- **LIST OF TASKS**:
1. From the article on the FTAA talks, output the stretch from "The difference was" through "pleasantries would crumple." word for word.
2. Pick up the article on the FTAA talks after its final sentence and keep writing it.

"FTAA-Lite" Reflects Long-Term Economic Failure
By Mark Weisbrot
This article was published in the following news articles:
Knight-Ridder/Tribune Information Services -
November 24, 2003
Houston Chronicle - Nov. 26, 2003
Fort Worth Star-Telegram - Nov. 30, 2003
Grand Forks Herald - Dec. 8, 2003
It was
clear to anyone who followed the negotiations closely in Miami that the
ministerial meeting of the Free Trade Area of the Americas (FTAA) was at least
as much of a failure as the collapse of the WTO talks in Cancun in September.
The difference was that this time the U.S. and Brazil papered over their
differences in front of the cameras.
But the
ministers skipped town a day early, knowing that the longer they stayed, the
more likely it was that their façade of diplomatic pleasantries would crumple.
The
political rifts between the U.S. delegation and Brazil -- with the latter
quietly supported by much of the rest of Latin America -- were widely reported,
in both Cancun and Miami. But there is a very important economic basis for the
widespread public skepticism of the FTAA among Latin Americans. This underlying
economic reality has received almost no attention.
The Latin
American region is suffering through an enormously long, profound economic
slump, which has followed in the wake of a series of economic reforms that began
in the 1980s. These reforms, known collectively in Latin America as "neoliberalism,"
have included high interest rates, tight fiscal discipline, large-scale
privatizations, and the replacement of development policies with a simplistic
opening to international trade and investment flows.
The
reforms, also known as "the Washington Consensus," were supposed to
promote economic growth. But as any economist can verify, they have failed
spectacularly.
For the
two decades from 1980 through 1999, income per person in the region grew by a
paltry 11 percent. In the previous two decades (1960-1979), it grew by 80
percent.

[Listings of boxed layout items]
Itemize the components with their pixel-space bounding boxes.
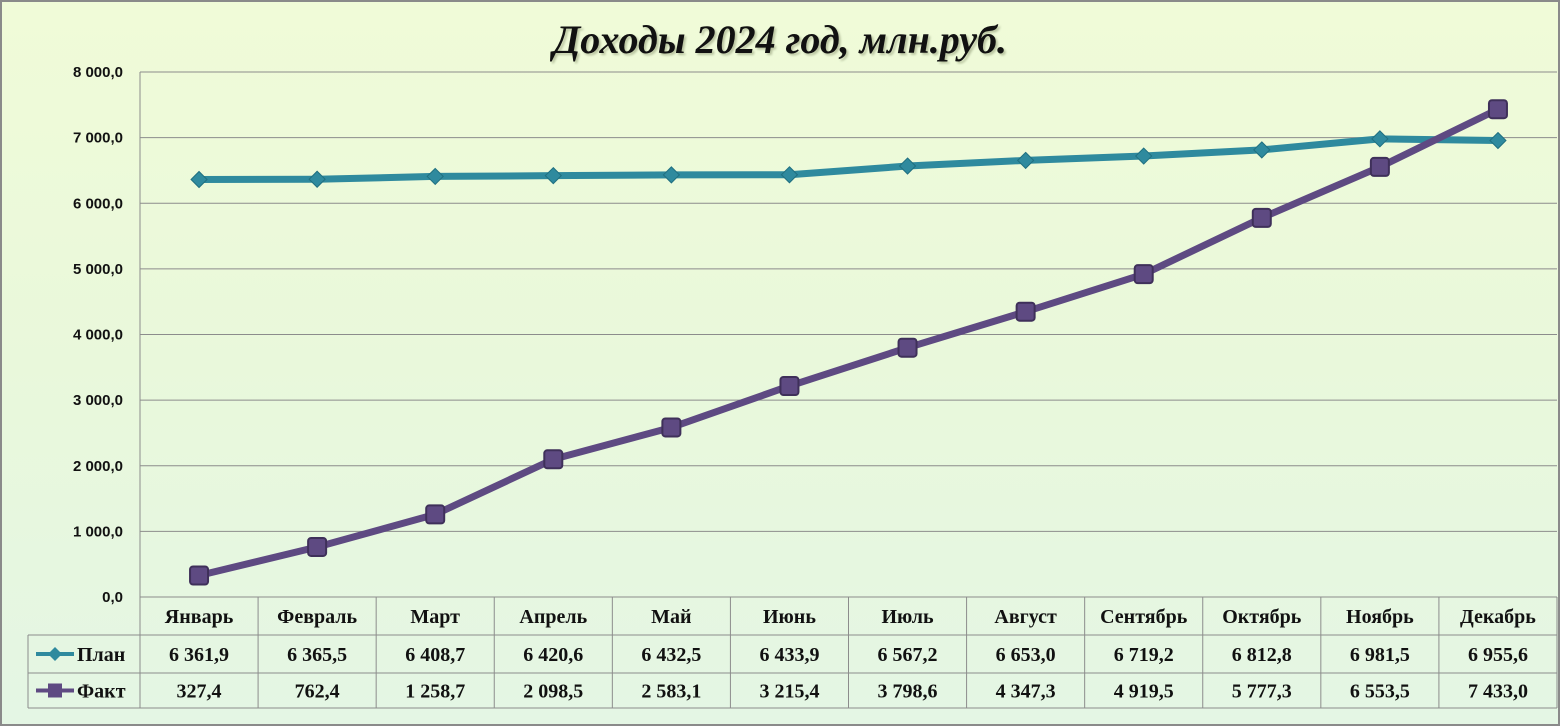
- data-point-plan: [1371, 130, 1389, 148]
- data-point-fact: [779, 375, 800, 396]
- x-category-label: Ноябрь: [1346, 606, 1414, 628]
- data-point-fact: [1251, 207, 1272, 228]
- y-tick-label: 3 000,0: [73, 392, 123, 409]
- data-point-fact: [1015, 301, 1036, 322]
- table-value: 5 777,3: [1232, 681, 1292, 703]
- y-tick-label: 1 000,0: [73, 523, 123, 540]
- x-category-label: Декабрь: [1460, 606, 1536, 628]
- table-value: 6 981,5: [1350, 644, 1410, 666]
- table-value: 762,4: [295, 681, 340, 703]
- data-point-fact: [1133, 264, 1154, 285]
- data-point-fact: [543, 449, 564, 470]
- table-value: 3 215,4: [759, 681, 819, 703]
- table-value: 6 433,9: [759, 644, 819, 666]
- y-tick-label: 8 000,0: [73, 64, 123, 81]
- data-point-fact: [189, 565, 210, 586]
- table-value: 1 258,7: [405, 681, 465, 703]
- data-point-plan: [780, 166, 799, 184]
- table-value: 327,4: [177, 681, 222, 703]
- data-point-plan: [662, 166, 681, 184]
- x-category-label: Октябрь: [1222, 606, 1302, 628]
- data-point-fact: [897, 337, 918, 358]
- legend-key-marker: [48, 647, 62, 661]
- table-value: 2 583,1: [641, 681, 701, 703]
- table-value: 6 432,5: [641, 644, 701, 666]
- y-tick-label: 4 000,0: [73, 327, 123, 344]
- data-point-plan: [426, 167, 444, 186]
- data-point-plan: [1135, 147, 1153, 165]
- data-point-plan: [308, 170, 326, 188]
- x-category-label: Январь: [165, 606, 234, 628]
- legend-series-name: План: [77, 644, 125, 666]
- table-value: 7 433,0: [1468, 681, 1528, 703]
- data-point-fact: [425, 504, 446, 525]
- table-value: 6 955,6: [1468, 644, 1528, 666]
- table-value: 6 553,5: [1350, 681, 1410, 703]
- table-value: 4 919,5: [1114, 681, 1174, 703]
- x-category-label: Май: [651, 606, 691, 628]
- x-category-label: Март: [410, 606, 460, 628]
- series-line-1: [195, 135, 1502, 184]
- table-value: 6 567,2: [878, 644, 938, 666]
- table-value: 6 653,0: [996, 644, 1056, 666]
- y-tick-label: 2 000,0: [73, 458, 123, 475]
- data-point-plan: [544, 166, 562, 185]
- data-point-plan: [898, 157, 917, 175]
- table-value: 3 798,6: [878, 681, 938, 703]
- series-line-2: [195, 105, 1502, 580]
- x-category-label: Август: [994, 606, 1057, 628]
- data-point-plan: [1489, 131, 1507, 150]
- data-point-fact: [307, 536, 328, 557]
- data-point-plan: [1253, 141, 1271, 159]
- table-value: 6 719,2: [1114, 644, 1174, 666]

- **RESPONSES TO THE TASKS**:
1.
The difference was that this time the U.S. and Brazil papered over their
differences in front of the cameras.
But the
ministers skipped town a day early, knowing that the longer they stayed, the
more likely it was that their façade of diplomatic pleasantries would crumple.

2.
And we now
have data for the first half of the present decade (2000 through 2004), using
IMF projections for next year. Even with these optimistic projections for 2004,
there has been almost no growth in income per person: one percent for the whole
five years. The present decade is looking like another "lost decade,"
as the 1980s are sadly known.
There has
been no long-term economic failure of this magnitude in Latin America for more
than a century, even if the years of the Great Depression are included.
And this
says nothing about the distribution of income, which has probably worsened over
the last quarter century. But income per person is the most basic measure of
human welfare that economists have. And it is generally difficult -- if not
impossible -- to improve the living standards of poor people in developing
countries without increasing overall income (or GDP).
When the
economy grows, it is sometimes possible to direct more of the new income and
wealth to those who need it most. When it does not grow, the only way to raise
the living standards of the poor is to take from the non-poor. As a practical
matter, this is generally not feasible.
After nine
years of negotiations, the ministers in Miami could only agree to continue talks
on a scaled-down version of the FTAA. Left to an uncertain future were some of
the biggest non-trade items: rules on intellectual property, investment, and
government procurement.
These
things do not belong in trade agreements, as some of the most pro-trade
economists have acknowledged. Patents and copyrights are, from a purely economic
viewpoint, the most costly forms of protectionism in the world. And the
investment rules that the United States is seeking would make it more difficult
for developing countries to use foreign investment for their own development
needs.
But these
non-trade items are the most lucrative and important to U.S. business interests,
and Washington is unlikely to conclude any agreement without them. So the future
of the FTAA is very much in doubt.
The demise
of the FTAA will not by itself put an end to Latin America's long economic
malaise. To restore the reasonable growth rates of the past will require new
economic policies. Among the most important will be lower interest rates --
Brazil, for example, is mired in recession right now with short-term rates set
at 17.5 percent (as compared to 1 percent set by the Federal Reserve in the
United States).
But the
failed negotiations at Miami and Cancun are an acknowledgement that Washington's
formula for growth is wrong, and should not be locked-in further with new
international treaties. At the very least, this opens the possibility for
development and progress.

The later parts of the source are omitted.